◆ SUPPLIED MATERIAL ◆
◇ ◇ ◇

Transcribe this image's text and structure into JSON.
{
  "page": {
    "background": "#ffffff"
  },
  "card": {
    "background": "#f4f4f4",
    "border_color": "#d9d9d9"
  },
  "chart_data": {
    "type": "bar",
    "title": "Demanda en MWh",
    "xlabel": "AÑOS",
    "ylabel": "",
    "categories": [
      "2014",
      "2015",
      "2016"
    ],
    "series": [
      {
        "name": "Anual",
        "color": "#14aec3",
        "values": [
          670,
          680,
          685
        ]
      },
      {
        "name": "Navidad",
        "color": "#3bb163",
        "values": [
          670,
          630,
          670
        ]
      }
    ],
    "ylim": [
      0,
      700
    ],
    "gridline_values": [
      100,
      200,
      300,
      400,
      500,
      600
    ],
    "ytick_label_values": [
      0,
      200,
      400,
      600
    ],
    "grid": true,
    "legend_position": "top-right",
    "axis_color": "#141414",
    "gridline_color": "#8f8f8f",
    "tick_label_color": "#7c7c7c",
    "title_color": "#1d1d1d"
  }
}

◇ ◇ ◇

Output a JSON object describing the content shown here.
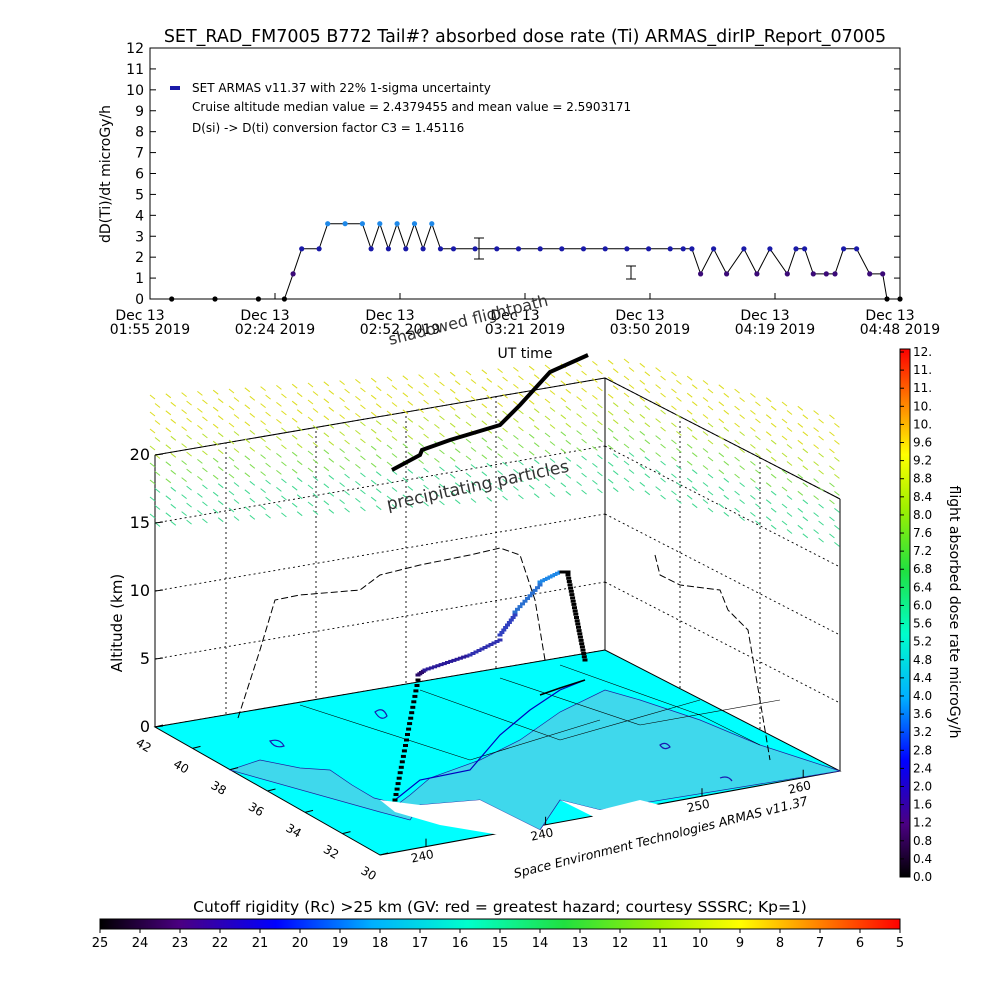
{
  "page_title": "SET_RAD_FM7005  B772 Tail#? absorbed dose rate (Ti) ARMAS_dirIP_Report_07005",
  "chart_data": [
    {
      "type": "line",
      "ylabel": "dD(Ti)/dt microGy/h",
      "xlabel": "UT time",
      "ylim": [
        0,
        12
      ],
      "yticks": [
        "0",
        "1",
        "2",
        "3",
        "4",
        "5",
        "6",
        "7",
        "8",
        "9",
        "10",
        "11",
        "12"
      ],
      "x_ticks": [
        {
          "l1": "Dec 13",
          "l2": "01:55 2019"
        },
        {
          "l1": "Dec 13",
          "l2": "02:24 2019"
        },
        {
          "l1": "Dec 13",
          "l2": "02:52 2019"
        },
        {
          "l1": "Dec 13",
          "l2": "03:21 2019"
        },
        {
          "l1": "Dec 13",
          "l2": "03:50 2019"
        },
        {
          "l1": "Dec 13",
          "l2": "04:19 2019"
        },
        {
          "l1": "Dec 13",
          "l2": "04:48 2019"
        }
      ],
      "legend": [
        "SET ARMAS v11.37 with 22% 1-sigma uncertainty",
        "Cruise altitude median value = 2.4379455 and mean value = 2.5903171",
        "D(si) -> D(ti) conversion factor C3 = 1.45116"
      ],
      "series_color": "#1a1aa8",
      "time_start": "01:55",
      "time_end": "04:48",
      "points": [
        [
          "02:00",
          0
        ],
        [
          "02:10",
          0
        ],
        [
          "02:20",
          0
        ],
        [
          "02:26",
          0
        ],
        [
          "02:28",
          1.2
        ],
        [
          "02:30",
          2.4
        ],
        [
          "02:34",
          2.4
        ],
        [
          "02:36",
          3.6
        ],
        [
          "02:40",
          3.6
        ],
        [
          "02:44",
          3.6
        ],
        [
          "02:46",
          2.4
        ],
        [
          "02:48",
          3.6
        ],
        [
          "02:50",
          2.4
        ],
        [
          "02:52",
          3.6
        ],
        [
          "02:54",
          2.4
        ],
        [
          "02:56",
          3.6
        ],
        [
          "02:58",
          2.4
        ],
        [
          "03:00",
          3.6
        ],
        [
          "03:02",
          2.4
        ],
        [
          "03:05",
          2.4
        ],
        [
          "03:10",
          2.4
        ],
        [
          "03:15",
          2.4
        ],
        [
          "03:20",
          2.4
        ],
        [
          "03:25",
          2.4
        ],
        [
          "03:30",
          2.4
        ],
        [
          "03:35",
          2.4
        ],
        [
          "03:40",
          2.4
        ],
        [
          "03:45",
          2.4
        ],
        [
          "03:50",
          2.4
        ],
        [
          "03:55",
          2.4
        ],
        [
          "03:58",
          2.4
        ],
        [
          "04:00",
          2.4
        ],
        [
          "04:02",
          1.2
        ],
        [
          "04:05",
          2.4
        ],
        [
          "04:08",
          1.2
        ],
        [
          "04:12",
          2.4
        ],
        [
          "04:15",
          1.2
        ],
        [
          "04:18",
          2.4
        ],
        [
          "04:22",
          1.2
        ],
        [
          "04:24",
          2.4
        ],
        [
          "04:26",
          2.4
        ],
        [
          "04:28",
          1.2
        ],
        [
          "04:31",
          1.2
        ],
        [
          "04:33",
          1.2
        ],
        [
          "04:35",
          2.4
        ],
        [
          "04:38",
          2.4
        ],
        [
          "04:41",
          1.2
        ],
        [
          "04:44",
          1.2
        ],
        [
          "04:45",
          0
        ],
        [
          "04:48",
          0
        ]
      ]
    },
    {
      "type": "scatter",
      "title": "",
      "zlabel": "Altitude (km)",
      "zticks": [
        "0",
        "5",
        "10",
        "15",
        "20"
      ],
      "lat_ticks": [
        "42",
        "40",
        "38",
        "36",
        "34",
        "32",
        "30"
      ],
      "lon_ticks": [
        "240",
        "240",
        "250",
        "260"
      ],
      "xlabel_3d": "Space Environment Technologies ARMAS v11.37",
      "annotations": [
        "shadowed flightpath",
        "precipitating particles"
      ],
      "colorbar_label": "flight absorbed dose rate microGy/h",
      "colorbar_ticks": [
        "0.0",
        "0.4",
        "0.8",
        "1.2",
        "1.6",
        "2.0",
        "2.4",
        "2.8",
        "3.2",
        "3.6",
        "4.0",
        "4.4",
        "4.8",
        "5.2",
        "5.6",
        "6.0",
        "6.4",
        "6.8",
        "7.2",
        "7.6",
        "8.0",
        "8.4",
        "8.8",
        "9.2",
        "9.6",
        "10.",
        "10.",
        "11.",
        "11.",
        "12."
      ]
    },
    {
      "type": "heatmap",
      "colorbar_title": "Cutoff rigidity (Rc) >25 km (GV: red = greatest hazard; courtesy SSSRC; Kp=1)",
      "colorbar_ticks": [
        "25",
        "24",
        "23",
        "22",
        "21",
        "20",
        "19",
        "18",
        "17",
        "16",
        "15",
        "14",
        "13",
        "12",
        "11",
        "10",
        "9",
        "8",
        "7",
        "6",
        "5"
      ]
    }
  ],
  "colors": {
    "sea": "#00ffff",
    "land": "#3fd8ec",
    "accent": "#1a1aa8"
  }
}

◇ ◇ ◇

Check each line in the records for the word "background" and say how many have it, with nothing else.

◆ FULL SOLUTION ◆
2